[GIVEN RECORDS start]

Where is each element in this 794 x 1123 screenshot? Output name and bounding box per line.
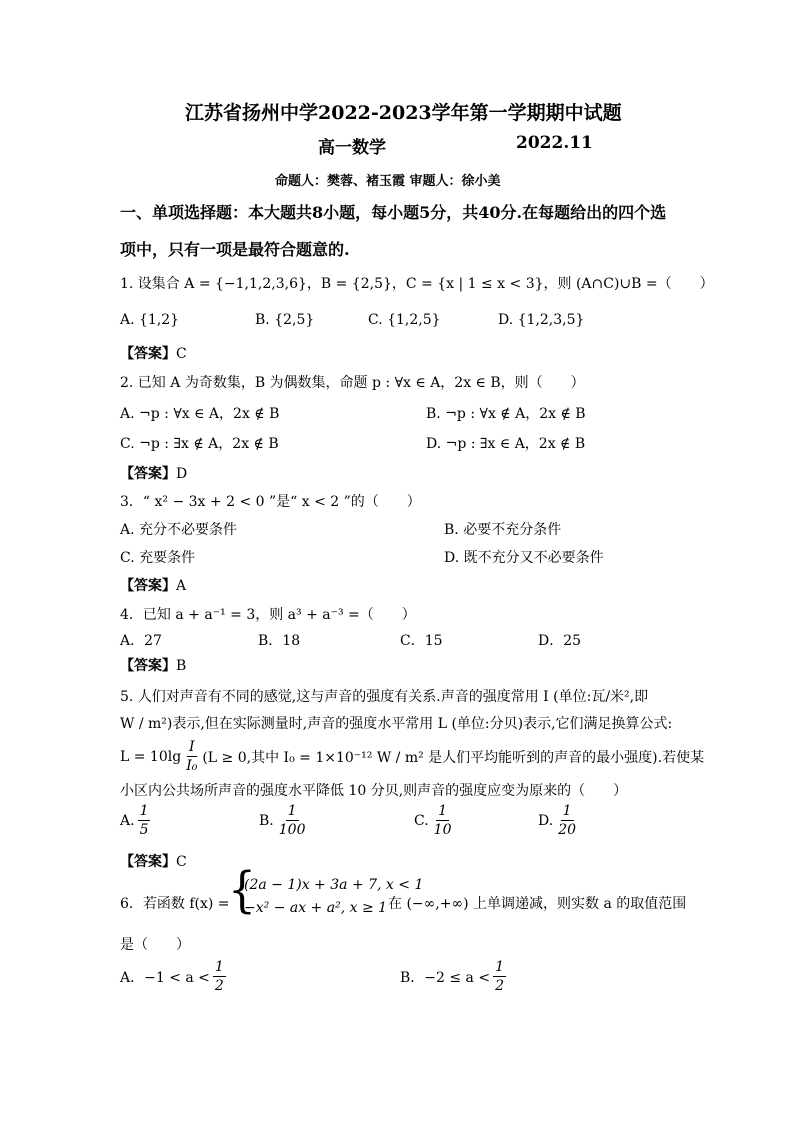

[GIVEN RECORDS end]
[GIVEN RECORDS start]

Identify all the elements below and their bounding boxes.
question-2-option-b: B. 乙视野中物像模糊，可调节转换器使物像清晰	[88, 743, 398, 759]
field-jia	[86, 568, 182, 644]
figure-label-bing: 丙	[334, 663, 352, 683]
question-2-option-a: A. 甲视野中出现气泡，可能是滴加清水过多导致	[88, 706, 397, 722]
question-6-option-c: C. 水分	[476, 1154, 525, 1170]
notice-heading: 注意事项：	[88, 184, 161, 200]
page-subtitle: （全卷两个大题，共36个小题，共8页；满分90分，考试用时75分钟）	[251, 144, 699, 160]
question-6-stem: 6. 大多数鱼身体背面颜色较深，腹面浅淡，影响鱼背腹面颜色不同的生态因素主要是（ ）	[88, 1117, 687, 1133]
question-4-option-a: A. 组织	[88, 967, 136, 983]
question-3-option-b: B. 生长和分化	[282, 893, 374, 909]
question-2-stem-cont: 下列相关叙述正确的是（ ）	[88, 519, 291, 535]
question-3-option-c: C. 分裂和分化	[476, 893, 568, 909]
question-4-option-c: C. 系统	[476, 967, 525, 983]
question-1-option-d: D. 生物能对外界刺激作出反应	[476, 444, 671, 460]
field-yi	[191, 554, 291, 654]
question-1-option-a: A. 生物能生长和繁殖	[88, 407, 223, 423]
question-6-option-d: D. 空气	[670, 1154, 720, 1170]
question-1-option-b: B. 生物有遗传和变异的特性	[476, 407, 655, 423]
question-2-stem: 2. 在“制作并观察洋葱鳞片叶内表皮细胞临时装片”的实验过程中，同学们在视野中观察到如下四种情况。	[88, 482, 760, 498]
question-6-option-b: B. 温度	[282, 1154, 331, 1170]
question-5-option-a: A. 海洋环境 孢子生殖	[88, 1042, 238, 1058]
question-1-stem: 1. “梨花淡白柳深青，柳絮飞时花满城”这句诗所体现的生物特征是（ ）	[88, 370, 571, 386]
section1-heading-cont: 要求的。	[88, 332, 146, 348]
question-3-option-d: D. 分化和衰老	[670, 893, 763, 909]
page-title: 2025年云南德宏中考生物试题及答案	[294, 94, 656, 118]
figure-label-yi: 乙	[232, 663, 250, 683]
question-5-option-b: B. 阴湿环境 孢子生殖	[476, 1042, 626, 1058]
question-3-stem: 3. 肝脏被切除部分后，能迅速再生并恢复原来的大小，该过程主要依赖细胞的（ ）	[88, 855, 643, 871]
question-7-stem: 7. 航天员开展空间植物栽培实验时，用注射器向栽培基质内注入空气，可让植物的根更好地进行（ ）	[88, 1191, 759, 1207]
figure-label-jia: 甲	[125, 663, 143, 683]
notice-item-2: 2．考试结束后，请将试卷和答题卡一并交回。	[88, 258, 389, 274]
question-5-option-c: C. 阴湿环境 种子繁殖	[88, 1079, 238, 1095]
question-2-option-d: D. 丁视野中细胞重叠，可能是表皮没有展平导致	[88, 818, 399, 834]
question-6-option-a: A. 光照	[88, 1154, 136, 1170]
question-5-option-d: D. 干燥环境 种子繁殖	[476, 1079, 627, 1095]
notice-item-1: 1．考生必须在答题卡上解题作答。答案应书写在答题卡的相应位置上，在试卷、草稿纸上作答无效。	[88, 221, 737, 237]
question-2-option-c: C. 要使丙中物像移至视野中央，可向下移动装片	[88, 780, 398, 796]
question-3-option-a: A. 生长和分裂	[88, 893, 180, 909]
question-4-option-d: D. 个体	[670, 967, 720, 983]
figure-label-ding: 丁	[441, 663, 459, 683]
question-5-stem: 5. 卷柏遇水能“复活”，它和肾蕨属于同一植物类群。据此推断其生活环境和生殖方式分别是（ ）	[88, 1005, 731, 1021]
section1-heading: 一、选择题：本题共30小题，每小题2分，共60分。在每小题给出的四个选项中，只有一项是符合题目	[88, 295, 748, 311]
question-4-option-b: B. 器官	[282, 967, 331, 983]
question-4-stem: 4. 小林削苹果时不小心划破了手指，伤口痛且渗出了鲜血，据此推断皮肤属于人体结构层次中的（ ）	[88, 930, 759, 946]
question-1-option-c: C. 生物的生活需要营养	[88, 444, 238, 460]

[GIVEN RECORDS end]

● INSTRUCTION: Can you copy the records above, unchanged, from the line containing "Identify all the" through the line containing "519, 291, 535]", with both of those lines included?

● SOLVED PROBLEM:
Identify all the elements below and their bounding boxes.
question-2-option-b: B. 乙视野中物像模糊，可调节转换器使物像清晰	[88, 743, 398, 759]
field-jia	[86, 568, 182, 644]
figure-label-bing: 丙	[334, 663, 352, 683]
question-2-option-a: A. 甲视野中出现气泡，可能是滴加清水过多导致	[88, 706, 397, 722]
question-6-option-c: C. 水分	[476, 1154, 525, 1170]
notice-heading: 注意事项：	[88, 184, 161, 200]
page-subtitle: （全卷两个大题，共36个小题，共8页；满分90分，考试用时75分钟）	[251, 144, 699, 160]
question-6-stem: 6. 大多数鱼身体背面颜色较深，腹面浅淡，影响鱼背腹面颜色不同的生态因素主要是（ ）	[88, 1117, 687, 1133]
question-4-option-a: A. 组织	[88, 967, 136, 983]
question-3-option-b: B. 生长和分化	[282, 893, 374, 909]
question-2-stem-cont: 下列相关叙述正确的是（ ）	[88, 519, 291, 535]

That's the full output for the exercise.